#### [EXTRAIT DU TEXTE]
────────────────
Crise du Streaming : Vers un Nouveau Contrat Musical
Par Guy Deshaies
L'industrie musicale traverse une période de transformation profonde, souvent qualifiée de "crise du streaming". Le modèle actuel, dominé par les plateformes de diffusion en continu, est sous le feu des critiques pour sa rémunération jugée inéquitable des artistes, l'uniformisation de la musique qu'il semble engendrer, et l'influence grandissante des algorithmes. Cet article propose d'explorer ces dynamiques en soulevant des questions clés, plutôt qu'en offrant des solutions toutes faites, afin d'encourager une réflexion collective et approfondie pour l'avenir de la musique.
1. La Crise du Contrat Social Musical : Une Rémunération en Question
Le concept d'un « contrat social musical brisé » émerge lorsque les créateurs de musique perçoivent une diminution de la valeur qu'ils reçoivent pour leur travail, au point de remettre en question leur participation à l'écosystème actuel. Ce sentiment est alimenté par plusieurs facteurs :
Détérioration des conditions de rémunération : Les redevances fractionnées issues de la diffusion en continu rendent difficile pour de nombreux créateurs de musique de gagner leur vie.
Optimisation par les détenteurs de droits : Les détenteurs de droits plus importants cherchent à optimiser leurs revenus, ce qui peut rendre plus difficile pour les créateurs et détenteurs de droits moins importants de gagner de l'argent grâce à leur travail.
Ralentissement de la croissance du streaming : Le ralentissement de la croissance de la diffusion en continu accentue les problèmes de monétisation pour les artistes.
────────────────
#### [DONNÉES]
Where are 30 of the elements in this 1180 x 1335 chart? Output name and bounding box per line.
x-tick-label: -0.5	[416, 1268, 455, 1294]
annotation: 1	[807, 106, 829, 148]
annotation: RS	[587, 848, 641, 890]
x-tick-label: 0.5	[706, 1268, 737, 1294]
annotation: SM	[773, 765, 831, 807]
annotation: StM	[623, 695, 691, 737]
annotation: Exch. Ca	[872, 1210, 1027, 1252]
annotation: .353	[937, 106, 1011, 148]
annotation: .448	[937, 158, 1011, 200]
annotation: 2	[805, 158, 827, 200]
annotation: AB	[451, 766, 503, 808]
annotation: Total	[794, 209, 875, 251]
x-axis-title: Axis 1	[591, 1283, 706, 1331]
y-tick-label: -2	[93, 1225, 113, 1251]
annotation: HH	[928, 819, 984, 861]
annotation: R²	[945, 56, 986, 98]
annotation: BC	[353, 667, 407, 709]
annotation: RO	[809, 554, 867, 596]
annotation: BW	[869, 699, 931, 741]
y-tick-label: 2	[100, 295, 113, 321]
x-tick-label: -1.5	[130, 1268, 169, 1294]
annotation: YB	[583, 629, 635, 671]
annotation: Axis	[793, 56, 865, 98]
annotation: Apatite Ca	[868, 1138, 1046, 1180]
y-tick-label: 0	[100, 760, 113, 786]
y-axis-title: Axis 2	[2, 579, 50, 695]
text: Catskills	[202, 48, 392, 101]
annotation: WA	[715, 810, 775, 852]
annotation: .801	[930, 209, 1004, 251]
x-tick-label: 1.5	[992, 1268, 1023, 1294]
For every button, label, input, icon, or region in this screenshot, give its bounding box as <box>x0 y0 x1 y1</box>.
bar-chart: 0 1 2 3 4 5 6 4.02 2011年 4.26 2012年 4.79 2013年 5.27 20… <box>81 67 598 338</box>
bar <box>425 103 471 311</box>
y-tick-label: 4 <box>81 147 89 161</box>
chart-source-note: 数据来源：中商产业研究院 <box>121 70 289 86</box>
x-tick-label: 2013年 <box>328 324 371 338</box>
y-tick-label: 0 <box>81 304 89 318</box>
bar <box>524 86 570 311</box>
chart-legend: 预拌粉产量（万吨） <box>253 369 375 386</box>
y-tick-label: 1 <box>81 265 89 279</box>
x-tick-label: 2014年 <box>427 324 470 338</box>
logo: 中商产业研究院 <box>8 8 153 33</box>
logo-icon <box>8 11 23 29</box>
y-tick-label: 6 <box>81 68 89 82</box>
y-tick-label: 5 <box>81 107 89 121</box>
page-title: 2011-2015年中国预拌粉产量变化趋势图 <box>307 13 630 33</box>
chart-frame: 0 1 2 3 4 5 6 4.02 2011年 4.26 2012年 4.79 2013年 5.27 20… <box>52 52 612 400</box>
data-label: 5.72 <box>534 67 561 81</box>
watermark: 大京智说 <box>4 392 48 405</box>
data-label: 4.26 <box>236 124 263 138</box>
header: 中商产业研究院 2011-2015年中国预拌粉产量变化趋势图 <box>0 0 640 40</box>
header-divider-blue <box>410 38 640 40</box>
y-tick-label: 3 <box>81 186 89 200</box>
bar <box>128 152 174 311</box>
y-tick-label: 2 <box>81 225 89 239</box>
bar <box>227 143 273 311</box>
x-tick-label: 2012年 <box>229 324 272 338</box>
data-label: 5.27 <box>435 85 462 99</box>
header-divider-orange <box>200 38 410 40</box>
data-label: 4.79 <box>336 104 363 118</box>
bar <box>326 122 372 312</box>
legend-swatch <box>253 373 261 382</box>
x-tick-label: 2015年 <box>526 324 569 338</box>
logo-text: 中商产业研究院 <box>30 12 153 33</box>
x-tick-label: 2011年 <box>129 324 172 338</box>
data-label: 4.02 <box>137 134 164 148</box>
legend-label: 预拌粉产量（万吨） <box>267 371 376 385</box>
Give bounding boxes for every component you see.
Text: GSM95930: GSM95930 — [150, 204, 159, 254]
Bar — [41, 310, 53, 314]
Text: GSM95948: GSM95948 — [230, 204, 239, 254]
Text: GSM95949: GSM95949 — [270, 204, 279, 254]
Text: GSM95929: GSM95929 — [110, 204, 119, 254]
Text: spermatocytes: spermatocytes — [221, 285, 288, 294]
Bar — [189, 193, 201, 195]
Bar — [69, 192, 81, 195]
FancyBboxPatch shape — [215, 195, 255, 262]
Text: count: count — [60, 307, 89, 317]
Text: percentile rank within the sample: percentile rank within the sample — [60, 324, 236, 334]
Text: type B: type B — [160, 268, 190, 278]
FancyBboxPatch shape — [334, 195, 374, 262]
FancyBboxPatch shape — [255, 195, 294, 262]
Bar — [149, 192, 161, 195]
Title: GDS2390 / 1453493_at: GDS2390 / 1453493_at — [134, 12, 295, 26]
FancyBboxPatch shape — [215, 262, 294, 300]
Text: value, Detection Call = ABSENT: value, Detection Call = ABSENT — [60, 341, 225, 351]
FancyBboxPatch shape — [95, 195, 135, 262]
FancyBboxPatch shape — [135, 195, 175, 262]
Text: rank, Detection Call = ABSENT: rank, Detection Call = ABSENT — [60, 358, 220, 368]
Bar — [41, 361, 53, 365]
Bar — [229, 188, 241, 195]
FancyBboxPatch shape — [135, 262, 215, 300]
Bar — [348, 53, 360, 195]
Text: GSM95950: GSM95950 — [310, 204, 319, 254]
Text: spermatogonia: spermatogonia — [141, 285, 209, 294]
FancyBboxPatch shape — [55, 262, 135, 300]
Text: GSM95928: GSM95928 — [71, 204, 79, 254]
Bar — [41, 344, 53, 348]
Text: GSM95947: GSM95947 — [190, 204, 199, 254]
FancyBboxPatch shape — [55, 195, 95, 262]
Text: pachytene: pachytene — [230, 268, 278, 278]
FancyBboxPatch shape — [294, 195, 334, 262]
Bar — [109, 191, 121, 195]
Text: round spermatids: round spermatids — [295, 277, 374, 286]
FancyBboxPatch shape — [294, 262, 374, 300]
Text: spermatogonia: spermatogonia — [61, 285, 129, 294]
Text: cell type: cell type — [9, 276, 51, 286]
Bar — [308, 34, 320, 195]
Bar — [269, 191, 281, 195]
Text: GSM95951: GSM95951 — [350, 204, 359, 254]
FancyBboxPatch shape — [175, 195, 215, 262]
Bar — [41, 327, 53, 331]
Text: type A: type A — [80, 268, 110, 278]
────────────────
#### [TRAVAIL À FAIRE]
- a) Relevez, dans l'article sur la crise du streaming, tous les facteurs qui alimentent le sentiment d'un contrat social musical brisé.
- b) Poursuivez l'article sur la crise du streaming à partir de sa dernière phrase.

#### [EXERCICES CORRIGÉS]
- a)
- Détérioration des conditions de rémunération
- Optimisation par les détenteurs de droits
- Ralentissement de la croissance du streaming

- b)
Points de réflexion :
Cette "valeur diminuée" est-elle une perception universelle ? Un artiste émergent, qui n'aurait eu aucune visibilité sans le streaming, ne pourrait-il pas y trouver une forme de "valeur ajoutée" en termes de découvrabilité, malgré une faible rémunération ?
Comment les "détenteurs de droits plus importants" optimisent-ils concrètement leurs revenus au détriment des plus petits ? Quels sont les mécanismes sous-jacents qui perpétuent cette dynamique ? Une meilleure compréhension de ces mécanismes pourrait-elle mener à des réformes plus ciblées ?
Le "ralentissement de la croissance du streaming" est-il global ou concerne-t-il spécifiquement certains marchés (matures vs émergents) ? Si c'est un ralentissement général, quelles en sont les causes profondes au-delà de la simple "maturité" du marché (fatigue des utilisateurs, concurrence d'autres formes de divertissement) ?
2. L'Aplatissement de la Musique et l'Hégémonie Algorithmique : La Créativité Menacée ?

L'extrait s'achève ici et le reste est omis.